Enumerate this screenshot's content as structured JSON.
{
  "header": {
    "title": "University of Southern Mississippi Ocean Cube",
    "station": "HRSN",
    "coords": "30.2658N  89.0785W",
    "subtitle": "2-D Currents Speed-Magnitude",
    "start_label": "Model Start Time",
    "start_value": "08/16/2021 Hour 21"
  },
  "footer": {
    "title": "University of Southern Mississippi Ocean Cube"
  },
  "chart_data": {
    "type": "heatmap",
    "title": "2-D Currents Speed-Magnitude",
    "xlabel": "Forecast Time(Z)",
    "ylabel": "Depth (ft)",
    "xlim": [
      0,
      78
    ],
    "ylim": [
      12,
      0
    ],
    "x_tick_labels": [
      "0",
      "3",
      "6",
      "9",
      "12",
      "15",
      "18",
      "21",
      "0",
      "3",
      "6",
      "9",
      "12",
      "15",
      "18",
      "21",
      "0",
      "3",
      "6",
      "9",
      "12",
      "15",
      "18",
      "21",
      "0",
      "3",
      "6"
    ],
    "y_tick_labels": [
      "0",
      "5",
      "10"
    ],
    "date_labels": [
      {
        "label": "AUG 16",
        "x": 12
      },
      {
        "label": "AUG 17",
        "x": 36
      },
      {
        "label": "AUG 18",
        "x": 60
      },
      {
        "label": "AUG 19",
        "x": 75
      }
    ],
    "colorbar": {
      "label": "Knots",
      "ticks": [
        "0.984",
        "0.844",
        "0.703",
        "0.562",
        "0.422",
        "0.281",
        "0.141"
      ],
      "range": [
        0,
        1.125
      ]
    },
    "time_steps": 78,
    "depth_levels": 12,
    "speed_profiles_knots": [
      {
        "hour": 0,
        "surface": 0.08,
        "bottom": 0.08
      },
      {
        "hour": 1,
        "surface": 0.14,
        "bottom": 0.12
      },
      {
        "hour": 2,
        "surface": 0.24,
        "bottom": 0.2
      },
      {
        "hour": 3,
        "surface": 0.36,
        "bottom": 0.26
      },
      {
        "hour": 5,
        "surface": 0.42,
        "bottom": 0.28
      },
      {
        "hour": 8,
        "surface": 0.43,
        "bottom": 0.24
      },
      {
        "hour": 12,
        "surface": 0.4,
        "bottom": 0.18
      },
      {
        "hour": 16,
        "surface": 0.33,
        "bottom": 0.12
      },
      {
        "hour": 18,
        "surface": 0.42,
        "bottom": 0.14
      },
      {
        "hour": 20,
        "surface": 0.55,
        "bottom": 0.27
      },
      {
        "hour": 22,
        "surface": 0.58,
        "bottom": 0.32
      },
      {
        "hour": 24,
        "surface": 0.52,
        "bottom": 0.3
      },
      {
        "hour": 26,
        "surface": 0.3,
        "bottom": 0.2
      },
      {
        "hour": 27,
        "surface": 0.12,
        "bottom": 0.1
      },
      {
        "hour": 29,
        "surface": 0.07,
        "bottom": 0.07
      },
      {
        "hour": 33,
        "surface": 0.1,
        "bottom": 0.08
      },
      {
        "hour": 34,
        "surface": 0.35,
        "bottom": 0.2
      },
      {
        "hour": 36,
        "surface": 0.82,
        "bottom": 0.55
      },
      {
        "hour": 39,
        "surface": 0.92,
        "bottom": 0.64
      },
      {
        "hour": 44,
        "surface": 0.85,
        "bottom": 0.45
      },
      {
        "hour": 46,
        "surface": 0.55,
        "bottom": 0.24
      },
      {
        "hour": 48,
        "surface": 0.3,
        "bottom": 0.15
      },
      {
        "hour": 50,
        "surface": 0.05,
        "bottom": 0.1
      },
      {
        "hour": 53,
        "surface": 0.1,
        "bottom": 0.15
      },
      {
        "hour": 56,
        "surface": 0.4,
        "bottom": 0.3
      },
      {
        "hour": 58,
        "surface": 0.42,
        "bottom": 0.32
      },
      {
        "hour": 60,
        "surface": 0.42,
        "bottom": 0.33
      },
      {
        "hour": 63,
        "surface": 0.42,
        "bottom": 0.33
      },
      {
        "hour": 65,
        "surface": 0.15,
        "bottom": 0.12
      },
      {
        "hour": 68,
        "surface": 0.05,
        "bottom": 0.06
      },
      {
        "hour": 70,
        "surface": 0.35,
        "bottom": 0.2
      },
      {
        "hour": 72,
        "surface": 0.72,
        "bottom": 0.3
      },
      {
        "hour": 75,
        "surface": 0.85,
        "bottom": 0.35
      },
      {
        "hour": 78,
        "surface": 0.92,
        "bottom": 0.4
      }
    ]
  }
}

*WORK INSTRUCTIONS:* Restate the data above exactly, keeping each word as it stands.

*RESPONSE BELOW:*
Enumerate this screenshot's content as structured JSON.
{
  "header": {
    "title": "University of Southern Mississippi Ocean Cube",
    "station": "HRSN",
    "coords": "30.2658N  89.0785W",
    "subtitle": "2-D Currents Speed-Magnitude",
    "start_label": "Model Start Time",
    "start_value": "08/16/2021 Hour 21"
  },
  "footer": {
    "title": "University of Southern Mississippi Ocean Cube"
  },
  "chart_data": {
    "type": "heatmap",
    "title": "2-D Currents Speed-Magnitude",
    "xlabel": "Forecast Time(Z)",
    "ylabel": "Depth (ft)",
    "xlim": [
      0,
      78
    ],
    "ylim": [
      12,
      0
    ],
    "x_tick_labels": [
      "0",
      "3",
      "6",
      "9",
      "12",
      "15",
      "18",
      "21",
      "0",
      "3",
      "6",
      "9",
      "12",
      "15",
      "18",
      "21",
      "0",
      "3",
      "6",
      "9",
      "12",
      "15",
      "18",
      "21",
      "0",
      "3",
      "6"
    ],
    "y_tick_labels": [
      "0",
      "5",
      "10"
    ],
    "date_labels": [
      {
        "label": "AUG 16",
        "x": 12
      },
      {
        "label": "AUG 17",
        "x": 36
      },
      {
        "label": "AUG 18",
        "x": 60
      },
      {
        "label": "AUG 19",
        "x": 75
      }
    ],
    "colorbar": {
      "label": "Knots",
      "ticks": [
        "0.984",
        "0.844",
        "0.703",
        "0.562",
        "0.422",
        "0.281",
        "0.141"
      ],
      "range": [
        0,
        1.125
      ]
    },
    "time_steps": 78,
    "depth_levels": 12,
    "speed_profiles_knots": [
      {
        "hour": 0,
        "surface": 0.08,
        "bottom": 0.08
      },
      {
        "hour": 1,
        "surface": 0.14,
        "bottom": 0.12
      },
      {
        "hour": 2,
        "surface": 0.24,
        "bottom": 0.2
      },
      {
        "hour": 3,
        "surface": 0.36,
        "bottom": 0.26
      },
      {
        "hour": 5,
        "surface": 0.42,
        "bottom": 0.28
      },
      {
        "hour": 8,
        "surface": 0.43,
        "bottom": 0.24
      },
      {
        "hour": 12,
        "surface": 0.4,
        "bottom": 0.18
      },
      {
        "hour": 16,
        "surface": 0.33,
        "bottom": 0.12
      },
      {
        "hour": 18,
        "surface": 0.42,
        "bottom": 0.14
      },
      {
        "hour": 20,
        "surface": 0.55,
        "bottom": 0.27
      },
      {
        "hour": 22,
        "surface": 0.58,
        "bottom": 0.32
      },
      {
        "hour": 24,
        "surface": 0.52,
        "bottom": 0.3
      },
      {
        "hour": 26,
        "surface": 0.3,
        "bottom": 0.2
      },
      {
        "hour": 27,
        "surface": 0.12,
        "bottom": 0.1
      },
      {
        "hour": 29,
        "surface": 0.07,
        "bottom": 0.07
      },
      {
        "hour": 33,
        "surface": 0.1,
        "bottom": 0.08
      },
      {
        "hour": 34,
        "surface": 0.35,
        "bottom": 0.2
      },
      {
        "hour": 36,
        "surface": 0.82,
        "bottom": 0.55
      },
      {
        "hour": 39,
        "surface": 0.92,
        "bottom": 0.64
      },
      {
        "hour": 44,
        "surface": 0.85,
        "bottom": 0.45
      },
      {
        "hour": 46,
        "surface": 0.55,
        "bottom": 0.24
      },
      {
        "hour": 48,
        "surface": 0.3,
        "bottom": 0.15
      },
      {
        "hour": 50,
        "surface": 0.05,
        "bottom": 0.1
      },
      {
        "hour": 53,
        "surface": 0.1,
        "bottom": 0.15
      },
      {
        "hour": 56,
        "surface": 0.4,
        "bottom": 0.3
      },
      {
        "hour": 58,
        "surface": 0.42,
        "bottom": 0.32
      },
      {
        "hour": 60,
        "surface": 0.42,
        "bottom": 0.33
      },
      {
        "hour": 63,
        "surface": 0.42,
        "bottom": 0.33
      },
      {
        "hour": 65,
        "surface": 0.15,
        "bottom": 0.12
      },
      {
        "hour": 68,
        "surface": 0.05,
        "bottom": 0.06
      },
      {
        "hour": 70,
        "surface": 0.35,
        "bottom": 0.2
      },
      {
        "hour": 72,
        "surface": 0.72,
        "bottom": 0.3
      },
      {
        "hour": 75,
        "surface": 0.85,
        "bottom": 0.35
      },
      {
        "hour": 78,
        "surface": 0.92,
        "bottom": 0.4
      }
    ]
  }
}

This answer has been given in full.